[start of Information supplied]

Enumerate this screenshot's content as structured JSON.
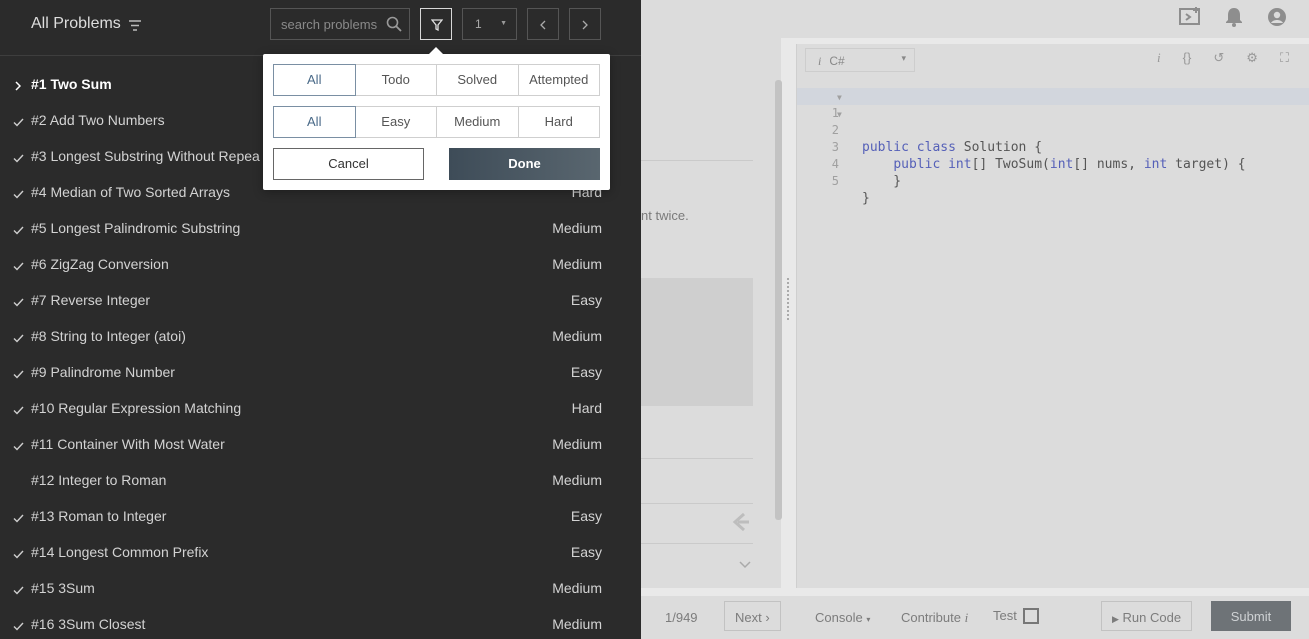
{
  "panel": {
    "title": "All Problems",
    "search": {
      "placeholder": "search problems",
      "value": ""
    },
    "page_select": {
      "value": "1"
    }
  },
  "filter_popover": {
    "status_options": [
      "All",
      "Todo",
      "Solved",
      "Attempted"
    ],
    "status_selected": "All",
    "difficulty_options": [
      "All",
      "Easy",
      "Medium",
      "Hard"
    ],
    "difficulty_selected": "All",
    "cancel_label": "Cancel",
    "done_label": "Done"
  },
  "problems": [
    {
      "name": "#1 Two Sum",
      "difficulty": "",
      "mark": "chevron",
      "active": true
    },
    {
      "name": "#2 Add Two Numbers",
      "difficulty": "",
      "mark": "check"
    },
    {
      "name": "#3 Longest Substring Without Repea",
      "difficulty": "",
      "mark": "check"
    },
    {
      "name": "#4 Median of Two Sorted Arrays",
      "difficulty": "Hard",
      "mark": "check"
    },
    {
      "name": "#5 Longest Palindromic Substring",
      "difficulty": "Medium",
      "mark": "check"
    },
    {
      "name": "#6 ZigZag Conversion",
      "difficulty": "Medium",
      "mark": "check"
    },
    {
      "name": "#7 Reverse Integer",
      "difficulty": "Easy",
      "mark": "check"
    },
    {
      "name": "#8 String to Integer (atoi)",
      "difficulty": "Medium",
      "mark": "check"
    },
    {
      "name": "#9 Palindrome Number",
      "difficulty": "Easy",
      "mark": "check"
    },
    {
      "name": "#10 Regular Expression Matching",
      "difficulty": "Hard",
      "mark": "check"
    },
    {
      "name": "#11 Container With Most Water",
      "difficulty": "Medium",
      "mark": "check"
    },
    {
      "name": "#12 Integer to Roman",
      "difficulty": "Medium",
      "mark": "none"
    },
    {
      "name": "#13 Roman to Integer",
      "difficulty": "Easy",
      "mark": "check"
    },
    {
      "name": "#14 Longest Common Prefix",
      "difficulty": "Easy",
      "mark": "check"
    },
    {
      "name": "#15 3Sum",
      "difficulty": "Medium",
      "mark": "check"
    },
    {
      "name": "#16 3Sum Closest",
      "difficulty": "Medium",
      "mark": "check"
    }
  ],
  "background": {
    "description_fragment": "nt twice.",
    "editor": {
      "language": "C#",
      "language_icon": "i",
      "code_lines": [
        "public class Solution {",
        "    public int[] TwoSum(int[] nums, int target) {",
        "",
        "    }",
        "}"
      ],
      "line_numbers": [
        "1",
        "2",
        "3",
        "4",
        "5"
      ]
    },
    "bottom_bar": {
      "pagination": "1/949",
      "next_label": "Next",
      "console_label": "Console",
      "contribute_label": "Contribute",
      "contribute_icon": "i",
      "test_label": "Test",
      "run_code_label": "Run Code",
      "submit_label": "Submit"
    }
  }
}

[end of Information supplied]

Task to carry out. Return every line in the listing that contains the word "Roman".

Task response.
      "name": "#12 Integer to Roman",
      "name": "#13 Roman to Integer",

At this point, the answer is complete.